Material supplied =
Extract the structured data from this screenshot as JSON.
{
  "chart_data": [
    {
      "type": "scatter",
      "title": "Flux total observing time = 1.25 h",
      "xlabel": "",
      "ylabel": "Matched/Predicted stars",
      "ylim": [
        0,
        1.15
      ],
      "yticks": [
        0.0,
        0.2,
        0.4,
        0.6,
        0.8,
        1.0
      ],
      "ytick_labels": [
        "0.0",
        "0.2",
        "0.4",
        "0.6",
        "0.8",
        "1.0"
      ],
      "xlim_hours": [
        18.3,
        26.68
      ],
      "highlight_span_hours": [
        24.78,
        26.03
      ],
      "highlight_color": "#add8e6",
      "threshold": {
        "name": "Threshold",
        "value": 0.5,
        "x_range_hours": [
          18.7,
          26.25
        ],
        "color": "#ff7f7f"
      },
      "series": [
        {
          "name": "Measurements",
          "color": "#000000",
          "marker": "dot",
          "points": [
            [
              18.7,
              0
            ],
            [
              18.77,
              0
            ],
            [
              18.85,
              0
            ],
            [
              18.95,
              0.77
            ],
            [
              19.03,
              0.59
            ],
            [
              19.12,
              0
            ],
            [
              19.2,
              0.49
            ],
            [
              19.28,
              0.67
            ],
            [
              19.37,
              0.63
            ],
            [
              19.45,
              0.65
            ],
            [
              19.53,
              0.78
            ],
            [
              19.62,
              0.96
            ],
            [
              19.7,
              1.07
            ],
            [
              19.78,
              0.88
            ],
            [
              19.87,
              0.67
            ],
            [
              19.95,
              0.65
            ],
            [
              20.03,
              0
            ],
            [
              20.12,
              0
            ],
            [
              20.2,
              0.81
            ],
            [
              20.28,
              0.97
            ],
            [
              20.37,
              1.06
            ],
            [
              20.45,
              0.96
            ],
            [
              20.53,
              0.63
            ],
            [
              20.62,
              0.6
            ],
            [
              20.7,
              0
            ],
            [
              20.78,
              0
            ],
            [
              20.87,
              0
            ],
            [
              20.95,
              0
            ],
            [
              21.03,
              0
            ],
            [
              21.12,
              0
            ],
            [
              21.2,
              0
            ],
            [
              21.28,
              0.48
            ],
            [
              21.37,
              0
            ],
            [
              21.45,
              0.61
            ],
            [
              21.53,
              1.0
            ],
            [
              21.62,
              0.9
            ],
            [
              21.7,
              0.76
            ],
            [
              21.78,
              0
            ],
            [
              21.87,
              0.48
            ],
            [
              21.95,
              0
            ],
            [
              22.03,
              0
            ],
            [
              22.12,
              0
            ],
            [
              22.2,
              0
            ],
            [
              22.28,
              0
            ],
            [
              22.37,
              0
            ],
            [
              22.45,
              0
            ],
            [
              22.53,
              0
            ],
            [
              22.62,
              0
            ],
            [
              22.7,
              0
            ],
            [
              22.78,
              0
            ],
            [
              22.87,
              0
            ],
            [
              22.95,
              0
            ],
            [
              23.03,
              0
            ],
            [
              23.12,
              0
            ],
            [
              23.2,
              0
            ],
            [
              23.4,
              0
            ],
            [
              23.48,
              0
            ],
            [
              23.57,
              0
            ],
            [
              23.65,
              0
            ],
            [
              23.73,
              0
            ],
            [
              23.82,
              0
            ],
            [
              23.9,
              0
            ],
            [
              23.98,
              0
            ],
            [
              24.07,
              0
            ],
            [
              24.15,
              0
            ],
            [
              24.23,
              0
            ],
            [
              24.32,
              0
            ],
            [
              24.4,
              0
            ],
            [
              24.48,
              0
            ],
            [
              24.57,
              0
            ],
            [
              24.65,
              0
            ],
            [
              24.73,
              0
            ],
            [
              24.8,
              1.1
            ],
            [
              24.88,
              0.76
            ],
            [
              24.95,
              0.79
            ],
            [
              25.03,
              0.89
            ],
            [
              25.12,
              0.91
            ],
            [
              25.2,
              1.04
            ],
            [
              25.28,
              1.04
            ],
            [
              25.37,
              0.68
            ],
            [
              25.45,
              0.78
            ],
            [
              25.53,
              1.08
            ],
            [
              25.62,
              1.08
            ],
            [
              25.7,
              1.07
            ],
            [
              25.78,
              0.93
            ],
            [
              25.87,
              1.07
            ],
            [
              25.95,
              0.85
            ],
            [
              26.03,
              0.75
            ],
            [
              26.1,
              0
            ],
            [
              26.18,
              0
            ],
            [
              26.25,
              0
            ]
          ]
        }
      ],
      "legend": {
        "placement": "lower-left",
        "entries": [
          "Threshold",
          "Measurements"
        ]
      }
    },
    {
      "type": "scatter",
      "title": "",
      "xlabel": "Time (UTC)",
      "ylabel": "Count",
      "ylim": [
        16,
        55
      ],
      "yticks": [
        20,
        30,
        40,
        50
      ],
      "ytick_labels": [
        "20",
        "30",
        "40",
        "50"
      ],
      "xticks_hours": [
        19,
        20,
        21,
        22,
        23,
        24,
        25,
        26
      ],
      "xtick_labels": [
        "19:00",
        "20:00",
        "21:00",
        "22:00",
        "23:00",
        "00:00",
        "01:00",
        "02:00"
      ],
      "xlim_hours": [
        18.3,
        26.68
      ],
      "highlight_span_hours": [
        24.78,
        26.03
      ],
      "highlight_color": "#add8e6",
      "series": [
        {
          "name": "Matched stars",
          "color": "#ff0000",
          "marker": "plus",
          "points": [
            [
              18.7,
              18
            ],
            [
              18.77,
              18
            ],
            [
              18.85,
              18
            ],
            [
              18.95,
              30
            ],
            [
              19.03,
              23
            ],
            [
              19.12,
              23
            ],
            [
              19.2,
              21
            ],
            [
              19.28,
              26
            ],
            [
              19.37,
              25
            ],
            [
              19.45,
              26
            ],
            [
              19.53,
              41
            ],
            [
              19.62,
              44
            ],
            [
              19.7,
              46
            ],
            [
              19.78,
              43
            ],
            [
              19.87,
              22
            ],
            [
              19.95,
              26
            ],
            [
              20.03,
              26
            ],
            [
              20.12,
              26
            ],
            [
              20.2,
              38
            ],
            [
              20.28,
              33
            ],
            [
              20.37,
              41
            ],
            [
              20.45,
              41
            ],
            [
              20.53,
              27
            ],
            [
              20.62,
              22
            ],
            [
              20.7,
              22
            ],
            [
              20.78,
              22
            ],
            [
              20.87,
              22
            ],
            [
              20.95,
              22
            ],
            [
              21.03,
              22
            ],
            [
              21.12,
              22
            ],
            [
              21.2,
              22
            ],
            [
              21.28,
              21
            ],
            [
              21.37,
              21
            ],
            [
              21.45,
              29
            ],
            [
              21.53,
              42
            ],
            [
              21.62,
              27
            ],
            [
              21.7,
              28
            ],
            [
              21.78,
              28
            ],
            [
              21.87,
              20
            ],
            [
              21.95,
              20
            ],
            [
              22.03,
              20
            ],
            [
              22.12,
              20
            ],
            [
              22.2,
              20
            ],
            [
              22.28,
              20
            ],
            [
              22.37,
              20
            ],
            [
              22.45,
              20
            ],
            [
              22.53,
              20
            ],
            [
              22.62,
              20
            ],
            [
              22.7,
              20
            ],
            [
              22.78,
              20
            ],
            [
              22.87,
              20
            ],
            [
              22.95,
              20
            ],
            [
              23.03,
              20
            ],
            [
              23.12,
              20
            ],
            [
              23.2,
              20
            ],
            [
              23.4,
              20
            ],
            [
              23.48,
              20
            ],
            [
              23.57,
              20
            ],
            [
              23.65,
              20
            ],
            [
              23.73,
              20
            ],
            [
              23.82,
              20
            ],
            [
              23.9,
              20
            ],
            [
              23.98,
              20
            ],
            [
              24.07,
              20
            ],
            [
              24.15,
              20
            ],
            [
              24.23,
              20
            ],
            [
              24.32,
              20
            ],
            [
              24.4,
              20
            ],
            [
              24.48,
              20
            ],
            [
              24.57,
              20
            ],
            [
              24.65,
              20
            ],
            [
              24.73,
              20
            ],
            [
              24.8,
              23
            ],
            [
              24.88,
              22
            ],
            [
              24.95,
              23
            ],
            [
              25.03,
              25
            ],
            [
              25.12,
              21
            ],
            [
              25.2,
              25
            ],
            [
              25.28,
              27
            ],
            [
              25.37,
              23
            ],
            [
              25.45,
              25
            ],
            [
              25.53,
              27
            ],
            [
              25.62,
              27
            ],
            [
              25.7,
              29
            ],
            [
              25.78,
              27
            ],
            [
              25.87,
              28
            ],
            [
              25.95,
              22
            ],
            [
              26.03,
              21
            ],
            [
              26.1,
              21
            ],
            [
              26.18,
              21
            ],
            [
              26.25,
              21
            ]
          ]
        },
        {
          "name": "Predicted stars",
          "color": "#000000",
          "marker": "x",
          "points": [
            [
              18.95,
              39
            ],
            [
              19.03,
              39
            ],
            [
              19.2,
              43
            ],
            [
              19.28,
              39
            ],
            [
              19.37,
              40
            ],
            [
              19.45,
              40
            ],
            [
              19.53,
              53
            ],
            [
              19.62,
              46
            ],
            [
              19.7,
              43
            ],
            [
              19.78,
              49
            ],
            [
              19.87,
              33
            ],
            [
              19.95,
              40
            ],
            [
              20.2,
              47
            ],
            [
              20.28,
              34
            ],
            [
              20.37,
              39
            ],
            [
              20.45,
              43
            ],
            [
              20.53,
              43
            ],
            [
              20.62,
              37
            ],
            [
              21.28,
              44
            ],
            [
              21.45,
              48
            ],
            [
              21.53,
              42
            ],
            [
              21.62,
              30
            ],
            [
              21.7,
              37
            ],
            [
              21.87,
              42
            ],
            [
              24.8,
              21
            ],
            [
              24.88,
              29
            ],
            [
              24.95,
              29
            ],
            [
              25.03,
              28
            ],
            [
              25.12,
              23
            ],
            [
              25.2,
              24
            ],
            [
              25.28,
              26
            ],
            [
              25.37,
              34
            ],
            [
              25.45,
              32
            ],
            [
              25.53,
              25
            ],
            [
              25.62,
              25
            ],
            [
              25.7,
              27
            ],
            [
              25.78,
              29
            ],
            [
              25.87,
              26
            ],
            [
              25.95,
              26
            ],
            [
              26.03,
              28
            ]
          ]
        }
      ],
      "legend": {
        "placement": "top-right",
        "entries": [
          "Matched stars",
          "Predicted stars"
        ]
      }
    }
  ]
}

Work instructions =
Locate the string "name" in the listing above and copy every line where it occurs.

Finished answer =
        "name": "Threshold",
          "name": "Measurements",
          "name": "Matched stars",
          "name": "Predicted stars",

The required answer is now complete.